**WHAT IS ASKED**
Gather all lines in the entries below that include the word "umich".

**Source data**

* * * * *

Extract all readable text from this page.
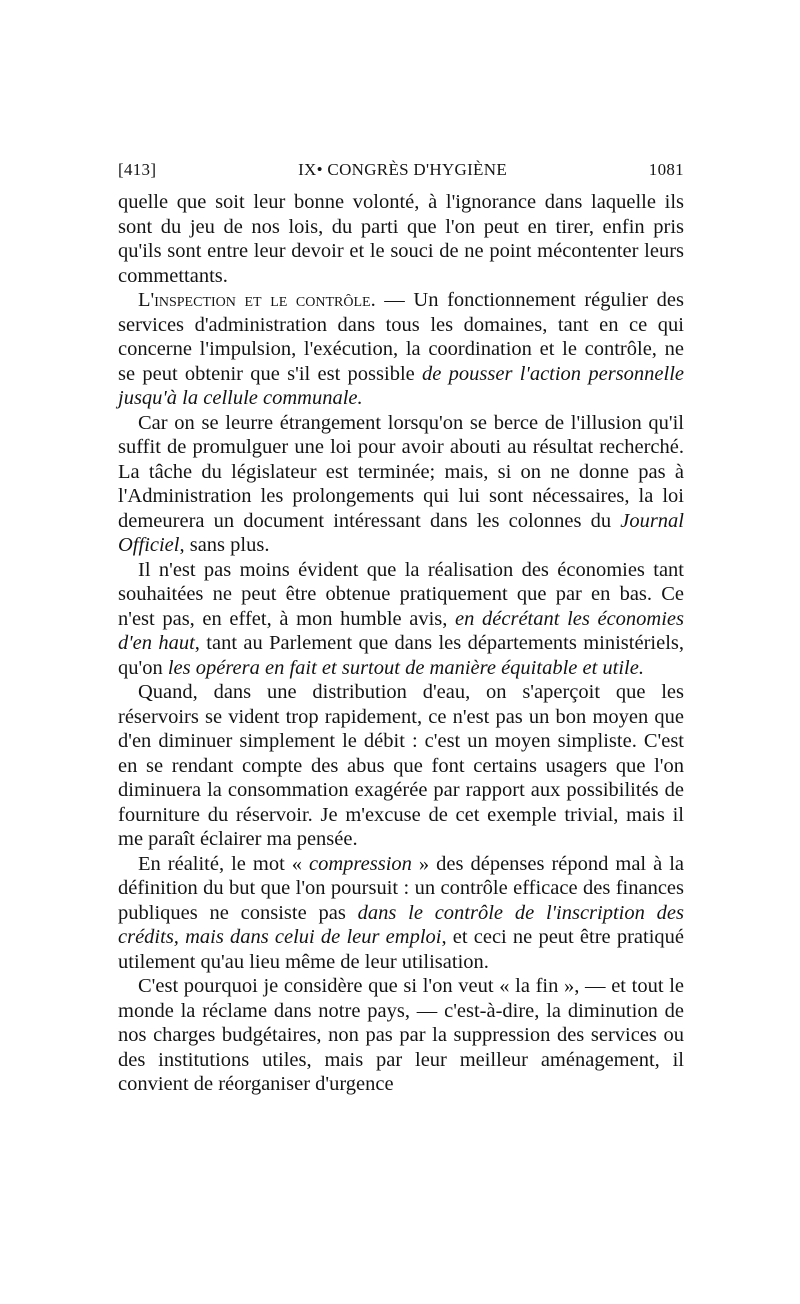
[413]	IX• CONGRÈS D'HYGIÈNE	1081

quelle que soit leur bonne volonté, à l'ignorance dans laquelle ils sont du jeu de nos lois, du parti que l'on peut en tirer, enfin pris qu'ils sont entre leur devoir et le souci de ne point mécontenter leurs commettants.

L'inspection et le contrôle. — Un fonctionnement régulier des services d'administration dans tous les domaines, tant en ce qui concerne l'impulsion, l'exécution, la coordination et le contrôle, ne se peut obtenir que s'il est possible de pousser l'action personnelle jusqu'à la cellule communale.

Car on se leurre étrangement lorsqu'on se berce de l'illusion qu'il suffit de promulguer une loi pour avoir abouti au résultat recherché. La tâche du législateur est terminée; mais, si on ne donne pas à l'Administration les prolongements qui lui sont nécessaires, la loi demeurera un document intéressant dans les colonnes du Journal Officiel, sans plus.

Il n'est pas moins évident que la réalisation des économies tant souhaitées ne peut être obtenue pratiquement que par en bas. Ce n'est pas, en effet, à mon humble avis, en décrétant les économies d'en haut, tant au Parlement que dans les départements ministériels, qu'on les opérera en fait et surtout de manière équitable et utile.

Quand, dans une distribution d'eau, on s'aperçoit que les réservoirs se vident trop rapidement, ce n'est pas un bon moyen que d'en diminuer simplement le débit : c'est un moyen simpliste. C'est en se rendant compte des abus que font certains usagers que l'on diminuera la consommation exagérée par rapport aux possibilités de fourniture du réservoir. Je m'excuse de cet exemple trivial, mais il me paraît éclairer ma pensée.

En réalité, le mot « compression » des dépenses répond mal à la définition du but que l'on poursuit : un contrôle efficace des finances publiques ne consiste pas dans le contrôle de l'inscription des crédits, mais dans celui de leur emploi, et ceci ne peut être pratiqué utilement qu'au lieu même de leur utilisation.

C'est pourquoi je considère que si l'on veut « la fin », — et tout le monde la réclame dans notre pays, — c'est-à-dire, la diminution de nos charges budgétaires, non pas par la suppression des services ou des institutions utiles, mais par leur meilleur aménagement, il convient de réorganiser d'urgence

* * * * *

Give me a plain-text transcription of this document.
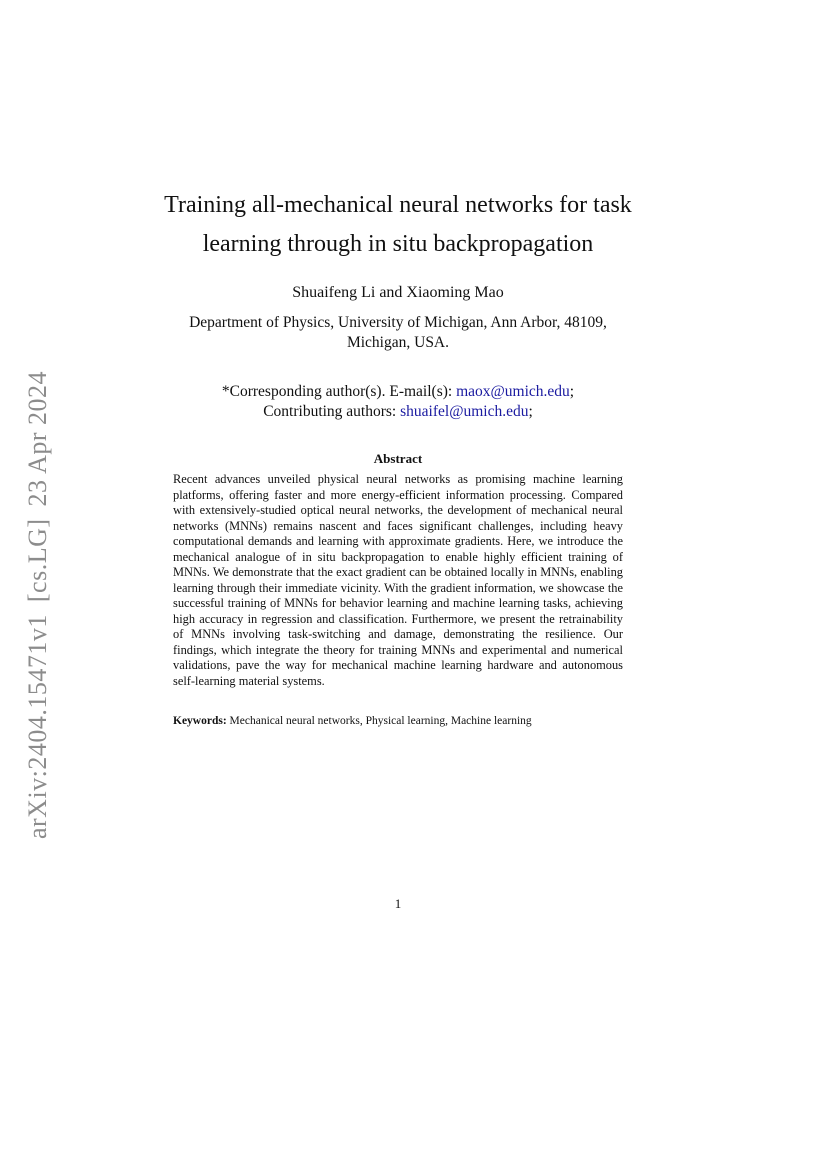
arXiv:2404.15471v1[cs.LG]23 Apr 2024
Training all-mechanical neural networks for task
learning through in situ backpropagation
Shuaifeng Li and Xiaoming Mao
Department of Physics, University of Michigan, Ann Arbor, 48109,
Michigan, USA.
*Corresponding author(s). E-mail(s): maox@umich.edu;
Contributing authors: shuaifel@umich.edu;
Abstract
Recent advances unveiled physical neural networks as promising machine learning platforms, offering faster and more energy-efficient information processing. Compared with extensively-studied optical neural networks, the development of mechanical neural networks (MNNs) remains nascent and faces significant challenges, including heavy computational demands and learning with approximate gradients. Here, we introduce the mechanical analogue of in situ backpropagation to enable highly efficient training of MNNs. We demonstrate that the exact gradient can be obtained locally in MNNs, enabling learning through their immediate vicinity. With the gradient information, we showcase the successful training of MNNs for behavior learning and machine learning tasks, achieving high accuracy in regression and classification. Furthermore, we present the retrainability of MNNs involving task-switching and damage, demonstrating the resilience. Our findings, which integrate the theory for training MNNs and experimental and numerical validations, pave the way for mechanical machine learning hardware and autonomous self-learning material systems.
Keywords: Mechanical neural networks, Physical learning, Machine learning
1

* * * * *

**THE SOLUTION**
*Corresponding author(s). E-mail(s): maox@umich.edu;
Contributing authors: shuaifel@umich.edu;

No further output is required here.